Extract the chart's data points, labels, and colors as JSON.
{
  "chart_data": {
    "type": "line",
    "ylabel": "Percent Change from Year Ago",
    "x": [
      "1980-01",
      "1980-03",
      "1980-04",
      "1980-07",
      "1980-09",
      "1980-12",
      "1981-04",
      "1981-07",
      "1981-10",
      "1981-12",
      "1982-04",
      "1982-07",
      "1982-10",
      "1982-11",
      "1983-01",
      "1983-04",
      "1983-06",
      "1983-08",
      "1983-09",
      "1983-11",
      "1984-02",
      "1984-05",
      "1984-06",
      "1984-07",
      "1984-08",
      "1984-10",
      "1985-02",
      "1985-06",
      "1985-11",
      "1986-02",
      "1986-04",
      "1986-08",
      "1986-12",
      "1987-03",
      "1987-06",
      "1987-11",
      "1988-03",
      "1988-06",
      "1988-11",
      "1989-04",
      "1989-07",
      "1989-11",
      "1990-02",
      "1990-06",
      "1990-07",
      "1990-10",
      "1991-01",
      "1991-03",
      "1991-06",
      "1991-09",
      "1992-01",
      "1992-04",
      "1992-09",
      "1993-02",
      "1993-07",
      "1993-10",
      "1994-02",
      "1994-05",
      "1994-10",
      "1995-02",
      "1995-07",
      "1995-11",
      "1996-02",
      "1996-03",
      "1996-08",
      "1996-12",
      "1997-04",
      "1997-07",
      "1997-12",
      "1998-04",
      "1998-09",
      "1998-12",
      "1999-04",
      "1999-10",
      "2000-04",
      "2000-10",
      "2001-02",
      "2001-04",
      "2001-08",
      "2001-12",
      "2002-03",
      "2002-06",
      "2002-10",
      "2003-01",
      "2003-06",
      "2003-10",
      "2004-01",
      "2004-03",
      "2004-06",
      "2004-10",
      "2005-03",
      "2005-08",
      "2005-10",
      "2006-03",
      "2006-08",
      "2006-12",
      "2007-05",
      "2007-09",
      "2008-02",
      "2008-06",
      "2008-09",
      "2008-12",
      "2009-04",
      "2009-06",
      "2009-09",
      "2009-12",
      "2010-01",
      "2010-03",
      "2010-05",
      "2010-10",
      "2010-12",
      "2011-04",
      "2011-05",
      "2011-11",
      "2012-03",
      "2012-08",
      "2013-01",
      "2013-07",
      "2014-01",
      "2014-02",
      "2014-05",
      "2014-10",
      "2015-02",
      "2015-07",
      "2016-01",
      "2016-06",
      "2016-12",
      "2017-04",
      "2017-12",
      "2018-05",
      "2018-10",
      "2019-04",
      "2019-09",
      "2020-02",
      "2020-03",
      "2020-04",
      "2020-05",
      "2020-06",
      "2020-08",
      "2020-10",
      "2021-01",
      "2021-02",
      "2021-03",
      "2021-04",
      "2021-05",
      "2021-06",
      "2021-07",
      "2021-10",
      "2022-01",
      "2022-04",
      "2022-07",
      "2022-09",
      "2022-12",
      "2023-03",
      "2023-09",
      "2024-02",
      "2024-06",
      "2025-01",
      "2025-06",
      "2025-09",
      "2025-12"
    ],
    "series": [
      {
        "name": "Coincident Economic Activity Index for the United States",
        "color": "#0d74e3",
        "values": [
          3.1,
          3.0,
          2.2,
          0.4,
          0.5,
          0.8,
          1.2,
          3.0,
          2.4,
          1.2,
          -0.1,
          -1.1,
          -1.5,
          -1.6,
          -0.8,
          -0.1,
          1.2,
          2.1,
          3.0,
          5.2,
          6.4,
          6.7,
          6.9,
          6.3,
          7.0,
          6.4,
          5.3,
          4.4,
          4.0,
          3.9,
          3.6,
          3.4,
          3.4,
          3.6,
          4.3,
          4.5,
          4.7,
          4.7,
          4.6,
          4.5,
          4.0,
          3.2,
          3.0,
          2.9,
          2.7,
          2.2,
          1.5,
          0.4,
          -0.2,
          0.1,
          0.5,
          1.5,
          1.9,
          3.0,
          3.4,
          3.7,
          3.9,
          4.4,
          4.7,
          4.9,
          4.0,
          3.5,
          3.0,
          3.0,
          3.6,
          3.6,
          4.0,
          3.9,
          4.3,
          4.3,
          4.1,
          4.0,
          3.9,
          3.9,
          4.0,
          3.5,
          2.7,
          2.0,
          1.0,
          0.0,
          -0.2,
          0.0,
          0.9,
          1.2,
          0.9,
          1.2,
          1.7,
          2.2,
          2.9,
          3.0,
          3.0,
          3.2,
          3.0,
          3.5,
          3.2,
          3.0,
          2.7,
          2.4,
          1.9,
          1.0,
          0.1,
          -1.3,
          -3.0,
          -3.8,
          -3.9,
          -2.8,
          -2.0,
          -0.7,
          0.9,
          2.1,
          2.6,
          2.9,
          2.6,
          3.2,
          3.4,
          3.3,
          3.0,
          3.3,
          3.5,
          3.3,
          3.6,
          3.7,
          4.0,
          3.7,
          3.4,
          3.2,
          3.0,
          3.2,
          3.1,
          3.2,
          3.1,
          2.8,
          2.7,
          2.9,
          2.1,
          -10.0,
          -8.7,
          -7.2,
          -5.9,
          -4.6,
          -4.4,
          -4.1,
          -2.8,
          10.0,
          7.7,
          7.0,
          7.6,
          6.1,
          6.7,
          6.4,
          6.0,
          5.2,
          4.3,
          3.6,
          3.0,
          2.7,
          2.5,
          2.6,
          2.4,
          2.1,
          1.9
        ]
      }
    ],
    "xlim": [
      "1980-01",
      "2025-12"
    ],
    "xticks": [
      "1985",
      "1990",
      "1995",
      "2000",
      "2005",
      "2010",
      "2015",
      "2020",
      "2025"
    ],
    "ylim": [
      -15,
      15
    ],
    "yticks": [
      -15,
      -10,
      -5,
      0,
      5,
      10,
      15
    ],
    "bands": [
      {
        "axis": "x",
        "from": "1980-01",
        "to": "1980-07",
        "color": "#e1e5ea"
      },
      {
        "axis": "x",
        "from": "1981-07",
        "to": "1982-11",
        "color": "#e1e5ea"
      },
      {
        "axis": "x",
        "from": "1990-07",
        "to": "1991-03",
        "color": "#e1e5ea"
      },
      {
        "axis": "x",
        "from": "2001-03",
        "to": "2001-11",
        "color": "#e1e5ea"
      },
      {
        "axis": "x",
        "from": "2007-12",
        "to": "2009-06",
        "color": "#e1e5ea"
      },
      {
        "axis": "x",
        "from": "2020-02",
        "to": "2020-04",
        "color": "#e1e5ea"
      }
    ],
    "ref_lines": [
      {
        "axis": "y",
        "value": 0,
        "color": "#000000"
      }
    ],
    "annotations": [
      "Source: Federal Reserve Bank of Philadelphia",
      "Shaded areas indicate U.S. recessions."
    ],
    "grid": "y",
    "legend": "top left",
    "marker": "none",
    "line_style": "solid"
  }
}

^^^^

Stated problem: Print out every entry, keeping each one exact.

Expected answer:
Extract the chart's data points, labels, and colors as JSON.
{
  "chart_data": {
    "type": "line",
    "ylabel": "Percent Change from Year Ago",
    "x": [
      "1980-01",
      "1980-03",
      "1980-04",
      "1980-07",
      "1980-09",
      "1980-12",
      "1981-04",
      "1981-07",
      "1981-10",
      "1981-12",
      "1982-04",
      "1982-07",
      "1982-10",
      "1982-11",
      "1983-01",
      "1983-04",
      "1983-06",
      "1983-08",
      "1983-09",
      "1983-11",
      "1984-02",
      "1984-05",
      "1984-06",
      "1984-07",
      "1984-08",
      "1984-10",
      "1985-02",
      "1985-06",
      "1985-11",
      "1986-02",
      "1986-04",
      "1986-08",
      "1986-12",
      "1987-03",
      "1987-06",
      "1987-11",
      "1988-03",
      "1988-06",
      "1988-11",
      "1989-04",
      "1989-07",
      "1989-11",
      "1990-02",
      "1990-06",
      "1990-07",
      "1990-10",
      "1991-01",
      "1991-03",
      "1991-06",
      "1991-09",
      "1992-01",
      "1992-04",
      "1992-09",
      "1993-02",
      "1993-07",
      "1993-10",
      "1994-02",
      "1994-05",
      "1994-10",
      "1995-02",
      "1995-07",
      "1995-11",
      "1996-02",
      "1996-03",
      "1996-08",
      "1996-12",
      "1997-04",
      "1997-07",
      "1997-12",
      "1998-04",
      "1998-09",
      "1998-12",
      "1999-04",
      "1999-10",
      "2000-04",
      "2000-10",
      "2001-02",
      "2001-04",
      "2001-08",
      "2001-12",
      "2002-03",
      "2002-06",
      "2002-10",
      "2003-01",
      "2003-06",
      "2003-10",
      "2004-01",
      "2004-03",
      "2004-06",
      "2004-10",
      "2005-03",
      "2005-08",
      "2005-10",
      "2006-03",
      "2006-08",
      "2006-12",
      "2007-05",
      "2007-09",
      "2008-02",
      "2008-06",
      "2008-09",
      "2008-12",
      "2009-04",
      "2009-06",
      "2009-09",
      "2009-12",
      "2010-01",
      "2010-03",
      "2010-05",
      "2010-10",
      "2010-12",
      "2011-04",
      "2011-05",
      "2011-11",
      "2012-03",
      "2012-08",
      "2013-01",
      "2013-07",
      "2014-01",
      "2014-02",
      "2014-05",
      "2014-10",
      "2015-02",
      "2015-07",
      "2016-01",
      "2016-06",
      "2016-12",
      "2017-04",
      "2017-12",
      "2018-05",
      "2018-10",
      "2019-04",
      "2019-09",
      "2020-02",
      "2020-03",
      "2020-04",
      "2020-05",
      "2020-06",
      "2020-08",
      "2020-10",
      "2021-01",
      "2021-02",
      "2021-03",
      "2021-04",
      "2021-05",
      "2021-06",
      "2021-07",
      "2021-10",
      "2022-01",
      "2022-04",
      "2022-07",
      "2022-09",
      "2022-12",
      "2023-03",
      "2023-09",
      "2024-02",
      "2024-06",
      "2025-01",
      "2025-06",
      "2025-09",
      "2025-12"
    ],
    "series": [
      {
        "name": "Coincident Economic Activity Index for the United States",
        "color": "#0d74e3",
        "values": [
          3.1,
          3.0,
          2.2,
          0.4,
          0.5,
          0.8,
          1.2,
          3.0,
          2.4,
          1.2,
          -0.1,
          -1.1,
          -1.5,
          -1.6,
          -0.8,
          -0.1,
          1.2,
          2.1,
          3.0,
          5.2,
          6.4,
          6.7,
          6.9,
          6.3,
          7.0,
          6.4,
          5.3,
          4.4,
          4.0,
          3.9,
          3.6,
          3.4,
          3.4,
          3.6,
          4.3,
          4.5,
          4.7,
          4.7,
          4.6,
          4.5,
          4.0,
          3.2,
          3.0,
          2.9,
          2.7,
          2.2,
          1.5,
          0.4,
          -0.2,
          0.1,
          0.5,
          1.5,
          1.9,
          3.0,
          3.4,
          3.7,
          3.9,
          4.4,
          4.7,
          4.9,
          4.0,
          3.5,
          3.0,
          3.0,
          3.6,
          3.6,
          4.0,
          3.9,
          4.3,
          4.3,
          4.1,
          4.0,
          3.9,
          3.9,
          4.0,
          3.5,
          2.7,
          2.0,
          1.0,
          0.0,
          -0.2,
          0.0,
          0.9,
          1.2,
          0.9,
          1.2,
          1.7,
          2.2,
          2.9,
          3.0,
          3.0,
          3.2,
          3.0,
          3.5,
          3.2,
          3.0,
          2.7,
          2.4,
          1.9,
          1.0,
          0.1,
          -1.3,
          -3.0,
          -3.8,
          -3.9,
          -2.8,
          -2.0,
          -0.7,
          0.9,
          2.1,
          2.6,
          2.9,
          2.6,
          3.2,
          3.4,
          3.3,
          3.0,
          3.3,
          3.5,
          3.3,
          3.6,
          3.7,
          4.0,
          3.7,
          3.4,
          3.2,
          3.0,
          3.2,
          3.1,
          3.2,
          3.1,
          2.8,
          2.7,
          2.9,
          2.1,
          -10.0,
          -8.7,
          -7.2,
          -5.9,
          -4.6,
          -4.4,
          -4.1,
          -2.8,
          10.0,
          7.7,
          7.0,
          7.6,
          6.1,
          6.7,
          6.4,
          6.0,
          5.2,
          4.3,
          3.6,
          3.0,
          2.7,
          2.5,
          2.6,
          2.4,
          2.1,
          1.9
        ]
      }
    ],
    "xlim": [
      "1980-01",
      "2025-12"
    ],
    "xticks": [
      "1985",
      "1990",
      "1995",
      "2000",
      "2005",
      "2010",
      "2015",
      "2020",
      "2025"
    ],
    "ylim": [
      -15,
      15
    ],
    "yticks": [
      -15,
      -10,
      -5,
      0,
      5,
      10,
      15
    ],
    "bands": [
      {
        "axis": "x",
        "from": "1980-01",
        "to": "1980-07",
        "color": "#e1e5ea"
      },
      {
        "axis": "x",
        "from": "1981-07",
        "to": "1982-11",
        "color": "#e1e5ea"
      },
      {
        "axis": "x",
        "from": "1990-07",
        "to": "1991-03",
        "color": "#e1e5ea"
      },
      {
        "axis": "x",
        "from": "2001-03",
        "to": "2001-11",
        "color": "#e1e5ea"
      },
      {
        "axis": "x",
        "from": "2007-12",
        "to": "2009-06",
        "color": "#e1e5ea"
      },
      {
        "axis": "x",
        "from": "2020-02",
        "to": "2020-04",
        "color": "#e1e5ea"
      }
    ],
    "ref_lines": [
      {
        "axis": "y",
        "value": 0,
        "color": "#000000"
      }
    ],
    "annotations": [
      "Source: Federal Reserve Bank of Philadelphia",
      "Shaded areas indicate U.S. recessions."
    ],
    "grid": "y",
    "legend": "top left",
    "marker": "none",
    "line_style": "solid"
  }
}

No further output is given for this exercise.